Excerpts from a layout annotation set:
________________________
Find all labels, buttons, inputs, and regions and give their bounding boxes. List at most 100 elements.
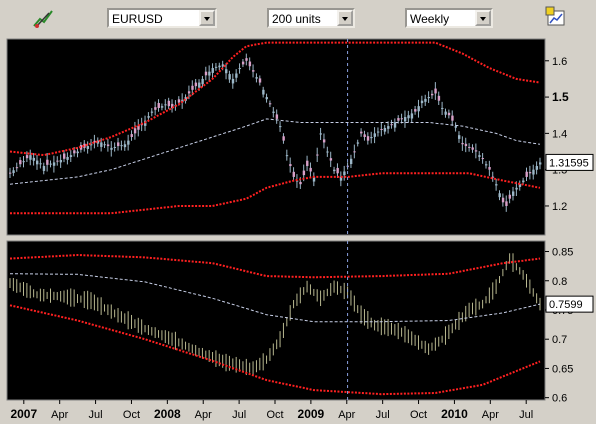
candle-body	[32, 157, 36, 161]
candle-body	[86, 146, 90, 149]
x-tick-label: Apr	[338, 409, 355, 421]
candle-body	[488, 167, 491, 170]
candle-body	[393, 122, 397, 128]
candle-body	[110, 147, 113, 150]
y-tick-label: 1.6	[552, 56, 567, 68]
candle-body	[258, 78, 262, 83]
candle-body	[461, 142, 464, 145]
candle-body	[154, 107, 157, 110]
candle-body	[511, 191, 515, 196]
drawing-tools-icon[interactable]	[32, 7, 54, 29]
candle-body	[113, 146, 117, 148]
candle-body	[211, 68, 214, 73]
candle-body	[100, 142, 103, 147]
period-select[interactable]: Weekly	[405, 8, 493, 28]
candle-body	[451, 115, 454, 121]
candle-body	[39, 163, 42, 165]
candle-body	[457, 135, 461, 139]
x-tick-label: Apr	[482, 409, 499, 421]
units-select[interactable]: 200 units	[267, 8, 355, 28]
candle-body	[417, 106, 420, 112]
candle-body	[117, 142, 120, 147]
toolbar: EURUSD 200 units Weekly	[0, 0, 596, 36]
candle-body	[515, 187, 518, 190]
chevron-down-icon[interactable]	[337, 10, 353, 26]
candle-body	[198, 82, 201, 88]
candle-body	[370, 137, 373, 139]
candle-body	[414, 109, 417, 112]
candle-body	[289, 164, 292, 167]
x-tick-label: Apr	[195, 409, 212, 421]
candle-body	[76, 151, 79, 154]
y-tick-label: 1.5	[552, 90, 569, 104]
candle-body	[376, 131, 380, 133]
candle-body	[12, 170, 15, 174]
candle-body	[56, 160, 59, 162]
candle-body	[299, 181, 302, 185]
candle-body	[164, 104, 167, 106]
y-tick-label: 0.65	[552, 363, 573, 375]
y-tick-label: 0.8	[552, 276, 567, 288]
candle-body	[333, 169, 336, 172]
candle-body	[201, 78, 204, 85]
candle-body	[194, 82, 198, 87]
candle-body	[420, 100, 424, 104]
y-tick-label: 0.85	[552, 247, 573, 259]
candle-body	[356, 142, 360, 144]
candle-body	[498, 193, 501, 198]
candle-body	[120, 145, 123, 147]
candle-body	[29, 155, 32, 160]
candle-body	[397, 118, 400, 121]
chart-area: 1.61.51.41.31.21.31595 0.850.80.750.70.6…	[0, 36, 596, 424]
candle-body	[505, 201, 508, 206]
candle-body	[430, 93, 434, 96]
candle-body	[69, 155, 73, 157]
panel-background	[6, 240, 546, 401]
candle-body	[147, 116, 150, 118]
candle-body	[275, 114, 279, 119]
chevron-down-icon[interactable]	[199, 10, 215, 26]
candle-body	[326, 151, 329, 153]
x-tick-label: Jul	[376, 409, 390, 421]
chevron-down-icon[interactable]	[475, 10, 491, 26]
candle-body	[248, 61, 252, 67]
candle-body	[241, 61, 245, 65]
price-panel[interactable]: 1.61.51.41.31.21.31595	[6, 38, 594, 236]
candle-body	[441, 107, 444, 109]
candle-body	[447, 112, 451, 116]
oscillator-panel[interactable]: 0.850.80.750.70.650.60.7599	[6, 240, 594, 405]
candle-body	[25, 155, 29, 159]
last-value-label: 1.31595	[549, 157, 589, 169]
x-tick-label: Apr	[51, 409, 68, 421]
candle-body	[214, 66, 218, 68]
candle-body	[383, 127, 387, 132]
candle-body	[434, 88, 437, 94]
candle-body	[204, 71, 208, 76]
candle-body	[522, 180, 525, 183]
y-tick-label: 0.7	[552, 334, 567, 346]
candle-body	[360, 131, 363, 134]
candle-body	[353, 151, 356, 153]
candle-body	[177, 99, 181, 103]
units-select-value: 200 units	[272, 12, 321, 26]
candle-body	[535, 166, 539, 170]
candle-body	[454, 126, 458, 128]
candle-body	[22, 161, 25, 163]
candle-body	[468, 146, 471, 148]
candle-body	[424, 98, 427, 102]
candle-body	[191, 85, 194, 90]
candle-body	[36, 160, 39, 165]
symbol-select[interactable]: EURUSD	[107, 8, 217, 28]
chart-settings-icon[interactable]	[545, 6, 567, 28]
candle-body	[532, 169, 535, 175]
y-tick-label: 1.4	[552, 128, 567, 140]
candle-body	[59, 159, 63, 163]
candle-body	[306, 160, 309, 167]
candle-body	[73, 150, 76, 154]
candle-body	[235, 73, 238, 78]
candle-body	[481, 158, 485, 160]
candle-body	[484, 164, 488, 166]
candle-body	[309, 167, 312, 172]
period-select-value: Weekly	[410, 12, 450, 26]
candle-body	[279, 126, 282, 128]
________________________
Rewrite the listing above as a JSON list of strings, with one string for each line and no blank lines. Leave the picture out of the answer.

_Output of the task_.
[
  "Find all labels, buttons, inputs, and regions and give their bounding boxes. List at most 100 elements.",
  "candle-body\t[32, 157, 36, 161]",
  "candle-body\t[86, 146, 90, 149]",
  "x-tick-label: Apr\t[338, 409, 355, 421]",
  "candle-body\t[488, 167, 491, 170]",
  "candle-body\t[393, 122, 397, 128]",
  "candle-body\t[110, 147, 113, 150]",
  "y-tick-label: 1.6\t[552, 56, 567, 68]",
  "candle-body\t[258, 78, 262, 83]",
  "candle-body\t[461, 142, 464, 145]",
  "candle-body\t[154, 107, 157, 110]",
  "candle-body\t[511, 191, 515, 196]",
  "drawing-tools-icon[interactable]\t[32, 7, 54, 29]",
  "candle-body\t[113, 146, 117, 148]",
  "candle-body\t[211, 68, 214, 73]",
  "candle-body\t[100, 142, 103, 147]",
  "period-select[interactable]: Weekly\t[405, 8, 493, 28]",
  "candle-body\t[451, 115, 454, 121]",
  "candle-body\t[39, 163, 42, 165]",
  "candle-body\t[457, 135, 461, 139]",
  "x-tick-label: Apr\t[482, 409, 499, 421]",
  "units-select[interactable]: 200 units\t[267, 8, 355, 28]",
  "candle-body\t[417, 106, 420, 112]",
  "candle-body\t[117, 142, 120, 147]",
  "toolbar: EURUSD 200 units Weekly\t[0, 0, 596, 36]",
  "candle-body\t[515, 187, 518, 190]",
  "chevron-down-icon[interactable]\t[337, 10, 353, 26]",
  "candle-body\t[198, 82, 201, 88]",
  "candle-body\t[370, 137, 373, 139]",
  "candle-body\t[414, 109, 417, 112]",
  "candle-body\t[289, 164, 292, 167]",
  "x-tick-label: Apr\t[195, 409, 212, 421]",
  "candle-body\t[76, 151, 79, 154]",
  "y-tick-label: 1.5\t[552, 90, 569, 104]",
  "candle-body\t[376, 131, 380, 133]",
  "candle-body\t[12, 170, 15, 174]",
  "candle-body\t[56, 160, 59, 162]",
  "candle-body\t[299, 181, 302, 185]",
  "candle-body\t[164, 104, 167, 106]",
  "y-tick-label: 0.65\t[552, 363, 573, 375]",
  "y-tick-label: 0.8\t[552, 276, 567, 288]",
  "candle-body\t[333, 169, 336, 172]",
  "candle-body\t[201, 78, 204, 85]",
  "candle-body\t[194, 82, 198, 87]",
  "candle-body\t[420, 100, 424, 104]",
  "y-tick-label: 0.85\t[552, 247, 573, 259]",
  "candle-body\t[356, 142, 360, 144]",
  "candle-body\t[498, 193, 501, 198]",
  "candle-body\t[120, 145, 123, 147]",
  "candle-body\t[29, 155, 32, 160]",
  "candle-body\t[397, 118, 400, 121]",
  "chart-area: 1.61.51.41.31.21.31595 0.850.80.750.70.6…\t[0, 36, 596, 424]",
  "candle-body\t[505, 201, 508, 206]",
  "candle-body\t[430, 93, 434, 96]",
  "candle-body\t[69, 155, 73, 157]",
  "panel-background\t[6, 240, 546, 401]",
  "candle-body\t[147, 116, 150, 118]",
  "candle-body\t[275, 114, 279, 119]",
  "chevron-down-icon[interactable]\t[199, 10, 215, 26]",
  "candle-body\t[326, 151, 329, 153]",
  "x-tick-label: Jul\t[376, 409, 390, 421]",
  "chevron-down-icon[interactable]\t[475, 10, 491, 26]",
  "candle-body\t[248, 61, 252, 67]",
  "candle-body\t[241, 61, 245, 65]",
  "price-panel[interactable]: 1.61.51.41.31.21.31595\t[6, 38, 594, 236]",
  "candle-body\t[441, 107, 444, 109]",
  "candle-body\t[447, 112, 451, 116]",
  "oscillator-panel[interactable]: 0.850.80.750.70.650.60.7599\t[6, 240, 594, 405]",
  "candle-body\t[25, 155, 29, 159]",
  "last-value-label: 1.31595\t[549, 157, 589, 169]",
  "x-tick-label: Apr\t[51, 409, 68, 421]",
  "candle-body\t[214, 66, 218, 68]",
  "candle-body\t[383, 127, 387, 132]",
  "candle-body\t[434, 88, 437, 94]",
  "candle-body\t[204, 71, 208, 76]",
  "candle-body\t[522, 180, 525, 183]",
  "y-tick-label: 0.7\t[552, 334, 567, 346]",
  "candle-body\t[360, 131, 363, 134]",
  "candle-body\t[353, 151, 356, 153]",
  "candle-body\t[177, 99, 181, 103]",
  "units-select-value: 200 units\t[272, 12, 321, 26]",
  "candle-body\t[535, 166, 539, 170]",
  "candle-body\t[454, 126, 458, 128]",
  "candle-body\t[22, 161, 25, 163]",
  "candle-body\t[468, 146, 471, 148]",
  "candle-body\t[424, 98, 427, 102]",
  "candle-body\t[191, 85, 194, 90]",
  "candle-body\t[36, 160, 39, 165]",
  "symbol-select[interactable]: EURUSD\t[107, 8, 217, 28]",
  "chart-settings-icon[interactable]\t[545, 6, 567, 28]",
  "candle-body\t[532, 169, 535, 175]",
  "y-tick-label: 1.4\t[552, 128, 567, 140]",
  "candle-body\t[59, 159, 63, 163]",
  "candle-body\t[306, 160, 309, 167]",
  "candle-body\t[73, 150, 76, 154]",
  "candle-body\t[235, 73, 238, 78]",
  "candle-body\t[481, 158, 485, 160]",
  "candle-body\t[484, 164, 488, 166]",
  "candle-body\t[309, 167, 312, 172]",
  "period-select-value: Weekly\t[410, 12, 450, 26]",
  "candle-body\t[279, 126, 282, 128]"
]